— Start of Given information —

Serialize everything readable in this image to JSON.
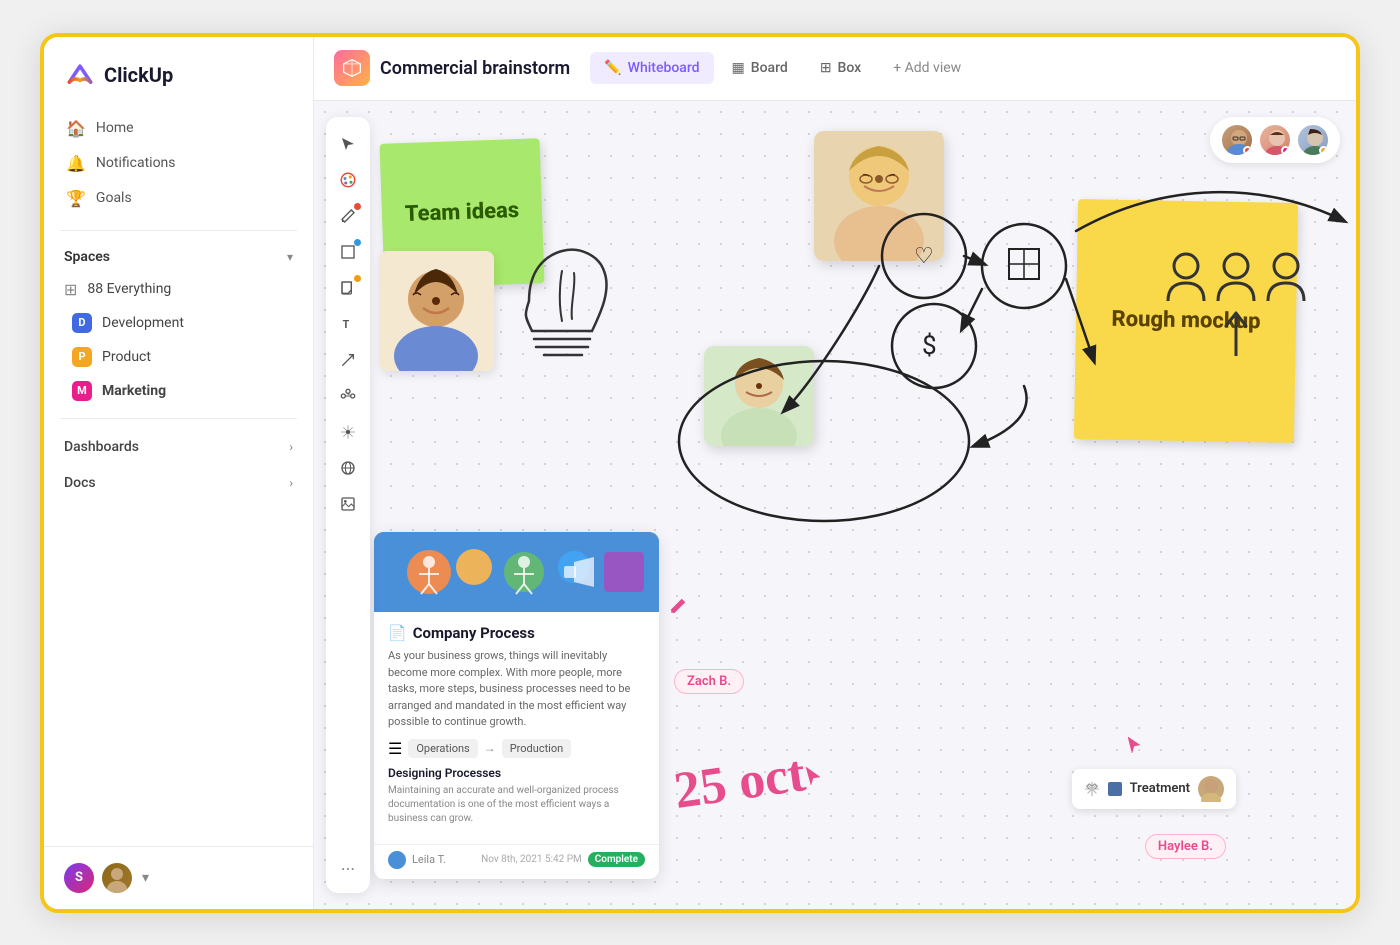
{
  "app": {
    "logo_text": "ClickUp"
  },
  "sidebar": {
    "nav": [
      {
        "id": "home",
        "label": "Home",
        "icon": "🏠"
      },
      {
        "id": "notifications",
        "label": "Notifications",
        "icon": "🔔"
      },
      {
        "id": "goals",
        "label": "Goals",
        "icon": "🏆"
      }
    ],
    "spaces_label": "Spaces",
    "spaces_chevron": "▾",
    "everything_label": "88 Everything",
    "spaces": [
      {
        "id": "development",
        "label": "Development",
        "badge": "D",
        "color": "badge-blue"
      },
      {
        "id": "product",
        "label": "Product",
        "badge": "P",
        "color": "badge-orange"
      },
      {
        "id": "marketing",
        "label": "Marketing",
        "badge": "M",
        "color": "badge-pink",
        "bold": true
      }
    ],
    "sections": [
      {
        "id": "dashboards",
        "label": "Dashboards",
        "chevron": "›"
      },
      {
        "id": "docs",
        "label": "Docs",
        "chevron": "›"
      }
    ]
  },
  "header": {
    "icon_emoji": "🎁",
    "title": "Commercial brainstorm",
    "tabs": [
      {
        "id": "whiteboard",
        "label": "Whiteboard",
        "icon": "✏️",
        "active": true
      },
      {
        "id": "board",
        "label": "Board",
        "icon": "▦"
      },
      {
        "id": "box",
        "label": "Box",
        "icon": "⊞"
      },
      {
        "id": "add_view",
        "label": "+ Add view"
      }
    ]
  },
  "toolbar": {
    "tools": [
      {
        "id": "cursor",
        "icon": "↗",
        "dot": ""
      },
      {
        "id": "palette",
        "icon": "🎨",
        "dot": ""
      },
      {
        "id": "pen",
        "icon": "✏",
        "dot": "dot-red"
      },
      {
        "id": "rect",
        "icon": "□",
        "dot": "dot-blue"
      },
      {
        "id": "note",
        "icon": "🗒",
        "dot": "dot-orange"
      },
      {
        "id": "text",
        "icon": "T",
        "dot": ""
      },
      {
        "id": "arrow",
        "icon": "⤴",
        "dot": ""
      },
      {
        "id": "connect",
        "icon": "⦿",
        "dot": ""
      },
      {
        "id": "sparkle",
        "icon": "✦",
        "dot": ""
      },
      {
        "id": "globe",
        "icon": "🌐",
        "dot": ""
      },
      {
        "id": "image",
        "icon": "🖼",
        "dot": ""
      }
    ],
    "more_label": "..."
  },
  "whiteboard": {
    "sticky_green_text": "Team ideas",
    "sticky_yellow_text": "Rough mockup",
    "doc_title": "Company Process",
    "doc_desc": "As your business grows, things will inevitably become more complex. With more people, more tasks, more steps, business processes need to be arranged and mandated in the most efficient way possible to continue growth.",
    "doc_flow_from": "Operations",
    "doc_flow_to": "Production",
    "doc_sub": "Designing Processes",
    "doc_sub_desc": "Maintaining an accurate and well-organized process documentation is one of the most efficient ways a business can grow.",
    "doc_author": "Leila T.",
    "doc_date": "Nov 8th, 2021 5:42 PM",
    "doc_status": "Complete",
    "label_zach": "Zach B.",
    "label_haylee": "Haylee B.",
    "treatment_label": "Treatment",
    "date_text": "25 oct"
  },
  "users": [
    {
      "id": "u1",
      "dot_color": "#e74c3c"
    },
    {
      "id": "u2",
      "dot_color": "#e91e8c"
    },
    {
      "id": "u3",
      "dot_color": "#f5a623"
    }
  ]
}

— End of Given information —

> [Task objective]: Images in the records should not be copied. Repeat all the rest exactly.

> [Full answer]:
Serialize everything readable in this image to JSON.
{
  "app": {
    "logo_text": "ClickUp"
  },
  "sidebar": {
    "nav": [
      {
        "id": "home",
        "label": "Home",
        "icon": "🏠"
      },
      {
        "id": "notifications",
        "label": "Notifications",
        "icon": "🔔"
      },
      {
        "id": "goals",
        "label": "Goals",
        "icon": "🏆"
      }
    ],
    "spaces_label": "Spaces",
    "spaces_chevron": "▾",
    "everything_label": "88 Everything",
    "spaces": [
      {
        "id": "development",
        "label": "Development",
        "badge": "D",
        "color": "badge-blue"
      },
      {
        "id": "product",
        "label": "Product",
        "badge": "P",
        "color": "badge-orange"
      },
      {
        "id": "marketing",
        "label": "Marketing",
        "badge": "M",
        "color": "badge-pink",
        "bold": true
      }
    ],
    "sections": [
      {
        "id": "dashboards",
        "label": "Dashboards",
        "chevron": "›"
      },
      {
        "id": "docs",
        "label": "Docs",
        "chevron": "›"
      }
    ]
  },
  "header": {
    "icon_emoji": "🎁",
    "title": "Commercial brainstorm",
    "tabs": [
      {
        "id": "whiteboard",
        "label": "Whiteboard",
        "icon": "✏️",
        "active": true
      },
      {
        "id": "board",
        "label": "Board",
        "icon": "▦"
      },
      {
        "id": "box",
        "label": "Box",
        "icon": "⊞"
      },
      {
        "id": "add_view",
        "label": "+ Add view"
      }
    ]
  },
  "toolbar": {
    "tools": [
      {
        "id": "cursor",
        "icon": "↗",
        "dot": ""
      },
      {
        "id": "palette",
        "icon": "🎨",
        "dot": ""
      },
      {
        "id": "pen",
        "icon": "✏",
        "dot": "dot-red"
      },
      {
        "id": "rect",
        "icon": "□",
        "dot": "dot-blue"
      },
      {
        "id": "note",
        "icon": "🗒",
        "dot": "dot-orange"
      },
      {
        "id": "text",
        "icon": "T",
        "dot": ""
      },
      {
        "id": "arrow",
        "icon": "⤴",
        "dot": ""
      },
      {
        "id": "connect",
        "icon": "⦿",
        "dot": ""
      },
      {
        "id": "sparkle",
        "icon": "✦",
        "dot": ""
      },
      {
        "id": "globe",
        "icon": "🌐",
        "dot": ""
      },
      {
        "id": "image",
        "icon": "🖼",
        "dot": ""
      }
    ],
    "more_label": "..."
  },
  "whiteboard": {
    "sticky_green_text": "Team ideas",
    "sticky_yellow_text": "Rough mockup",
    "doc_title": "Company Process",
    "doc_desc": "As your business grows, things will inevitably become more complex. With more people, more tasks, more steps, business processes need to be arranged and mandated in the most efficient way possible to continue growth.",
    "doc_flow_from": "Operations",
    "doc_flow_to": "Production",
    "doc_sub": "Designing Processes",
    "doc_sub_desc": "Maintaining an accurate and well-organized process documentation is one of the most efficient ways a business can grow.",
    "doc_author": "Leila T.",
    "doc_date": "Nov 8th, 2021 5:42 PM",
    "doc_status": "Complete",
    "label_zach": "Zach B.",
    "label_haylee": "Haylee B.",
    "treatment_label": "Treatment",
    "date_text": "25 oct"
  },
  "users": [
    {
      "id": "u1",
      "dot_color": "#e74c3c"
    },
    {
      "id": "u2",
      "dot_color": "#e91e8c"
    },
    {
      "id": "u3",
      "dot_color": "#f5a623"
    }
  ]
}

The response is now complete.